THE TASK - Can you transcribe every entry word for word, skipping the images?

ROWS -
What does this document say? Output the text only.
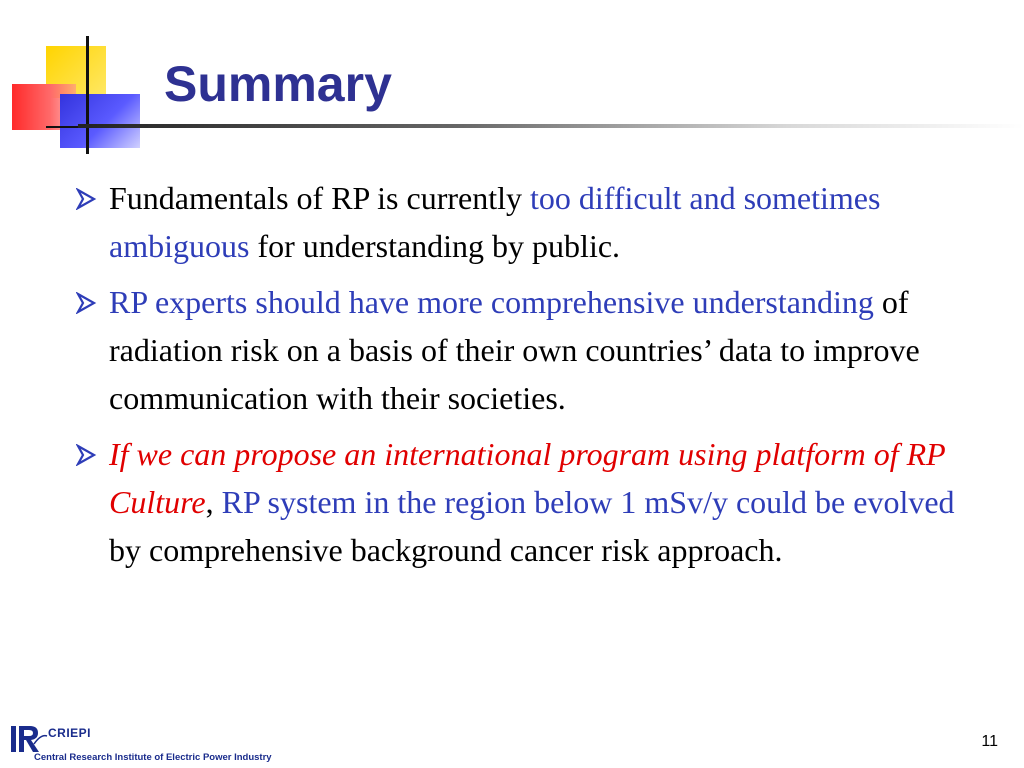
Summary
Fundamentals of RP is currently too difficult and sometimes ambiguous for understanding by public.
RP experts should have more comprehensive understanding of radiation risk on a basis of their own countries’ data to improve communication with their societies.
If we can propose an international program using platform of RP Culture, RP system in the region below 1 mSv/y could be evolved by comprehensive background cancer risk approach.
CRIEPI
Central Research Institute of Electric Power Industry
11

FULL OUTPUT -
What does this document say? Output the text only.
Summary
Fundamentals of RP is currently too difficult and sometimes ambiguous for understanding by public.
RP experts should have more comprehensive understanding of radiation risk on a basis of their own countries’ data to improve communication with their societies.
If we can propose an international program using platform of RP Culture, RP system in the region below 1 mSv/y could be evolved by comprehensive background cancer risk approach.
CRIEPI
Central Research Institute of Electric Power Industry
11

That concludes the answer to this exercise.